§ **What is expected**: Every line holding the string "name" should be gathered.

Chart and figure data
▬▬▬

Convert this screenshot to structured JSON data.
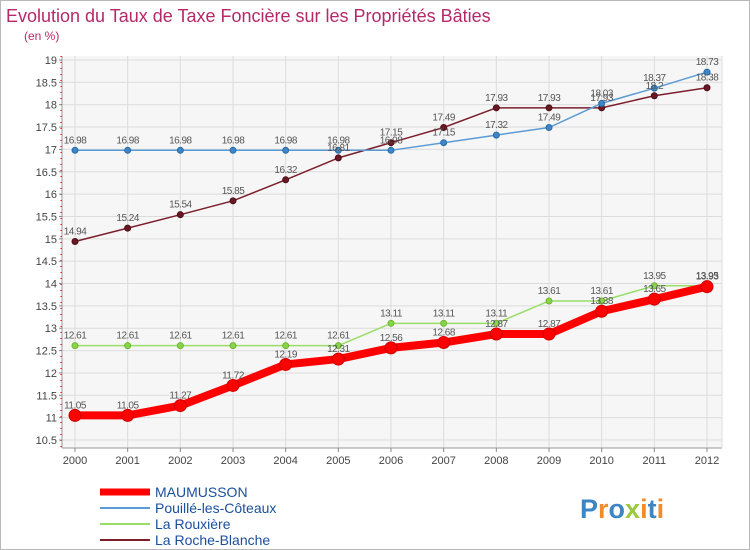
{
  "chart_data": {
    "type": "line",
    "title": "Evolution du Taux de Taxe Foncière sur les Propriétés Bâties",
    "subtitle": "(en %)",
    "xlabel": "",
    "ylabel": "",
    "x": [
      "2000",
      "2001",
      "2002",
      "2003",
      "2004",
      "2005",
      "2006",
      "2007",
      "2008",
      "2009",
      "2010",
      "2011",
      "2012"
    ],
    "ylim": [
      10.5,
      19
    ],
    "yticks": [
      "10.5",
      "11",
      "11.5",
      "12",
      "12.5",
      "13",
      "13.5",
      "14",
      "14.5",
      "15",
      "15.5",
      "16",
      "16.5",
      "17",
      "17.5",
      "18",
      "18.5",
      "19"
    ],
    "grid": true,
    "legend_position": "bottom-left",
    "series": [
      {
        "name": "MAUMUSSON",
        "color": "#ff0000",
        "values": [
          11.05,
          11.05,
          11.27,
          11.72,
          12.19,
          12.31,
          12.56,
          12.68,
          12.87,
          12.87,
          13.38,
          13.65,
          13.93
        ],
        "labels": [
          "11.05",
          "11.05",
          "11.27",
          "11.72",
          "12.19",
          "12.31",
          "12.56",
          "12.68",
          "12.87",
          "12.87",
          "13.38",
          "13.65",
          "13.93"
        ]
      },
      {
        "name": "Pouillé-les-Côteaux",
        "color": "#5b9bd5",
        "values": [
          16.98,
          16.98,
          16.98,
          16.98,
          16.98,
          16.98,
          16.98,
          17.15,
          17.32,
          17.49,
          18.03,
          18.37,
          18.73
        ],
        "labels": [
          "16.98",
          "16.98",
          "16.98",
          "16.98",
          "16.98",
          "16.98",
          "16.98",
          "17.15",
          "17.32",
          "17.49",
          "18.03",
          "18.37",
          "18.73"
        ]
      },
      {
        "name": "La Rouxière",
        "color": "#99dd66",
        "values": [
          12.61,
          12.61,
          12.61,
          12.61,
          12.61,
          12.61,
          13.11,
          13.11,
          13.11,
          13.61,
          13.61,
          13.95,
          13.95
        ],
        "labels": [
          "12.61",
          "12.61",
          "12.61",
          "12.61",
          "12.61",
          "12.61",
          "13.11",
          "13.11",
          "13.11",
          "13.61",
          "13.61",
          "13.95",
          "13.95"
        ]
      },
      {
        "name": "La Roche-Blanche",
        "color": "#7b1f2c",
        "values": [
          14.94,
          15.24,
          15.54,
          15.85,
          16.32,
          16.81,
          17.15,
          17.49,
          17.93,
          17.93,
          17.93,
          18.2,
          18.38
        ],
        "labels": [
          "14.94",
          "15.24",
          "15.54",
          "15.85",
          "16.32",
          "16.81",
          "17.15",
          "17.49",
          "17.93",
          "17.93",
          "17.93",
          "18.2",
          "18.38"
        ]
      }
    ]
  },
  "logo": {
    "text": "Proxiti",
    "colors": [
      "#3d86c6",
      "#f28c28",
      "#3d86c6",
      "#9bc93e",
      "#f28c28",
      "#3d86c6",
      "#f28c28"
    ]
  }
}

▬▬▬

§ **Reply to the task**:
        "name": "MAUMUSSON",
        "name": "Pouillé-les-Côteaux",
        "name": "La Rouxière",
        "name": "La Roche-Blanche",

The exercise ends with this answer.